Scan the entries below and extract each line with the word "Forecast" in it.

------ Items ------

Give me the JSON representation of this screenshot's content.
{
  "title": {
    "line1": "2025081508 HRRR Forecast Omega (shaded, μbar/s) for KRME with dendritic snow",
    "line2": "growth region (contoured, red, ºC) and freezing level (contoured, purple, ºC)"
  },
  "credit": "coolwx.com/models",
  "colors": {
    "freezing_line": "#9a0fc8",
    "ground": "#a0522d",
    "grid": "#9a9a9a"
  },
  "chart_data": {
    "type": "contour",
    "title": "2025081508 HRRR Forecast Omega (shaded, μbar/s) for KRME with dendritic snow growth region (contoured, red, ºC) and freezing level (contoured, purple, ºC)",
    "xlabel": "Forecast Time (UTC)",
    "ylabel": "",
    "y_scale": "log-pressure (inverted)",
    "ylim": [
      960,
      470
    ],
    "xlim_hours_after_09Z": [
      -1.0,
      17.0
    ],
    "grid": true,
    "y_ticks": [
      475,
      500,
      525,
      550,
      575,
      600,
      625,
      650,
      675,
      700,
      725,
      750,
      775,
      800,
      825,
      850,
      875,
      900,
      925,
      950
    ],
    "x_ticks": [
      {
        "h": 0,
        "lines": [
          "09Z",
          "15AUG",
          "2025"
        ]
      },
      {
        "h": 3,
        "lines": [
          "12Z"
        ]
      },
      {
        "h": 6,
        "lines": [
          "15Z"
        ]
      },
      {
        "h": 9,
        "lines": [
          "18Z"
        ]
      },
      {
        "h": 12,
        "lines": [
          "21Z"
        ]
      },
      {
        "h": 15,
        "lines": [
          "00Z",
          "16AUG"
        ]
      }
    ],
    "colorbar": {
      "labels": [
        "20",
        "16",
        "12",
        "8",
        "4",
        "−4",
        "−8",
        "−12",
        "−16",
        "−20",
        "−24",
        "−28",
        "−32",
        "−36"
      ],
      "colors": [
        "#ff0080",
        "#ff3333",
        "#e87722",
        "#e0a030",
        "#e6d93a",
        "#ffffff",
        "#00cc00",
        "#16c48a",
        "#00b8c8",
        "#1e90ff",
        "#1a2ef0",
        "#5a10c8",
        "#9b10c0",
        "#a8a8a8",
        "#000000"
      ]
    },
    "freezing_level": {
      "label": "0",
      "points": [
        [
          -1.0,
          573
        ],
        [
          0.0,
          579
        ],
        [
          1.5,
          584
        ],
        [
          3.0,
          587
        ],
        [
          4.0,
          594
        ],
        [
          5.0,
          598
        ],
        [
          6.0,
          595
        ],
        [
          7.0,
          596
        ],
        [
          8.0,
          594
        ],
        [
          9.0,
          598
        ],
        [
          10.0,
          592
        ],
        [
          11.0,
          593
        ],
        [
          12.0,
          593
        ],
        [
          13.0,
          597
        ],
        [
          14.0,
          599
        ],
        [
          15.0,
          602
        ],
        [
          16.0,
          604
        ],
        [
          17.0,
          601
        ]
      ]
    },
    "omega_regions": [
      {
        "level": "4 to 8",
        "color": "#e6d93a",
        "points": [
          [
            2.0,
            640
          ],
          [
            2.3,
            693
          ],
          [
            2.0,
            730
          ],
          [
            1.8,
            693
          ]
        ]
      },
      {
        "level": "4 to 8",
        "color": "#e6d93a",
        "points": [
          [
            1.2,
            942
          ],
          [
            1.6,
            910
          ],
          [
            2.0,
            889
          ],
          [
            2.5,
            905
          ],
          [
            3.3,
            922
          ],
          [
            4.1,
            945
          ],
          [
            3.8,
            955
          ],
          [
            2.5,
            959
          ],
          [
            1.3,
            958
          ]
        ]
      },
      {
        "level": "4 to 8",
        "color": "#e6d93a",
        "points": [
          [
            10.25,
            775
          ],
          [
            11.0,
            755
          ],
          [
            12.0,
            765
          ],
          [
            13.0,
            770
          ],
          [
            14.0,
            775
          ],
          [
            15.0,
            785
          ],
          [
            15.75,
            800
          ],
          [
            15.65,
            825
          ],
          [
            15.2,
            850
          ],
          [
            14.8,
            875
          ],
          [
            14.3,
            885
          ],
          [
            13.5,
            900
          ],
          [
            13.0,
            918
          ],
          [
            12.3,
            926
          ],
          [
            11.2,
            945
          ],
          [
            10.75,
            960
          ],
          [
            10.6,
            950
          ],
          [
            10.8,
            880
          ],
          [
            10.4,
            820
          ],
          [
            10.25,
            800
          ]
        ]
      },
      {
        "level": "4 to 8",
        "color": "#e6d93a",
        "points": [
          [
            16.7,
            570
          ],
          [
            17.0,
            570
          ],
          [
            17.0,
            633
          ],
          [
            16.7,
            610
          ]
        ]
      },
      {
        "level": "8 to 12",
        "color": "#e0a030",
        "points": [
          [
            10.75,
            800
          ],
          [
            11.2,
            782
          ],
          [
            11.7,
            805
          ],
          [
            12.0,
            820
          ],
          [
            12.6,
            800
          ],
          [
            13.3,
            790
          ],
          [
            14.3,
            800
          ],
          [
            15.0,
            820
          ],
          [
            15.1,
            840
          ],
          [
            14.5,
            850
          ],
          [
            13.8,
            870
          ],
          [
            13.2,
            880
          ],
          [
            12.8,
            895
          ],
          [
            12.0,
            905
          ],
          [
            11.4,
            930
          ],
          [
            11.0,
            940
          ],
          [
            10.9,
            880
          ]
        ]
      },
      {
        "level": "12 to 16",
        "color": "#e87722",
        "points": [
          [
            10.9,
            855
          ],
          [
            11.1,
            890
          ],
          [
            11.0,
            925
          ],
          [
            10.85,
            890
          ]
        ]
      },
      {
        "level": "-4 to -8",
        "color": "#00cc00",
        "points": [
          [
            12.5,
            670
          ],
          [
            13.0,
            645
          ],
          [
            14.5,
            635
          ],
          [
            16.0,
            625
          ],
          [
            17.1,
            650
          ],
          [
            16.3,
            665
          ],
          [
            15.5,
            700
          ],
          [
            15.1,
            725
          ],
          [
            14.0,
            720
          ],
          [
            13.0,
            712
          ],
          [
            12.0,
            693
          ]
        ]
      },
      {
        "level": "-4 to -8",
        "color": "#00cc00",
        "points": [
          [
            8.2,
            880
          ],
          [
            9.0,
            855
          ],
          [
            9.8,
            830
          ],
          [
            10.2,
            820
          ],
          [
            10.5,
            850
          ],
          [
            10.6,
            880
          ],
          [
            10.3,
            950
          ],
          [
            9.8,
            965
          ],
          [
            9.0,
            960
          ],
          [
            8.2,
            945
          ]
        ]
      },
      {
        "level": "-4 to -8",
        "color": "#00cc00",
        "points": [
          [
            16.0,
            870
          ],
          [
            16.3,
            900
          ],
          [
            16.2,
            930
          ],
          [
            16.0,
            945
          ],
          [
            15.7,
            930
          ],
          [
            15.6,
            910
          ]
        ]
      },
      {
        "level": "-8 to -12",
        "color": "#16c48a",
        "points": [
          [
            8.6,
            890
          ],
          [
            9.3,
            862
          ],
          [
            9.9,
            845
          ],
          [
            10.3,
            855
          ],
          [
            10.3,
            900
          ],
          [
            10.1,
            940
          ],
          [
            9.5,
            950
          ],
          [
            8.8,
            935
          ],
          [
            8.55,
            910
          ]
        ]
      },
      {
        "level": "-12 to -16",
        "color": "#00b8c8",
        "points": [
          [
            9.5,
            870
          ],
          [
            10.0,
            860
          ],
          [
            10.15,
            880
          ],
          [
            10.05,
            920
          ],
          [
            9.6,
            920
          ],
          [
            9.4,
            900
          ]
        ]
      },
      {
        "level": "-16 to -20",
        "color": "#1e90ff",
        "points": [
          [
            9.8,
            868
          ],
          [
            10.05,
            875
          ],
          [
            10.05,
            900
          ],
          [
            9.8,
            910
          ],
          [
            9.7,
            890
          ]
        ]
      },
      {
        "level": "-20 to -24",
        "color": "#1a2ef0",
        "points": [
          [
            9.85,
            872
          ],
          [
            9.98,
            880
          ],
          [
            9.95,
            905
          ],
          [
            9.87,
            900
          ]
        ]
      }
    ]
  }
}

------

> **Exercise result**:
    "line1": "2025081508 HRRR Forecast Omega (shaded, μbar/s) for KRME with dendritic snow",
    "title": "2025081508 HRRR Forecast Omega (shaded, μbar/s) for KRME with dendritic snow growth region (contoured, red, ºC) and freezing level (contoured, purple, ºC)",
    "xlabel": "Forecast Time (UTC)",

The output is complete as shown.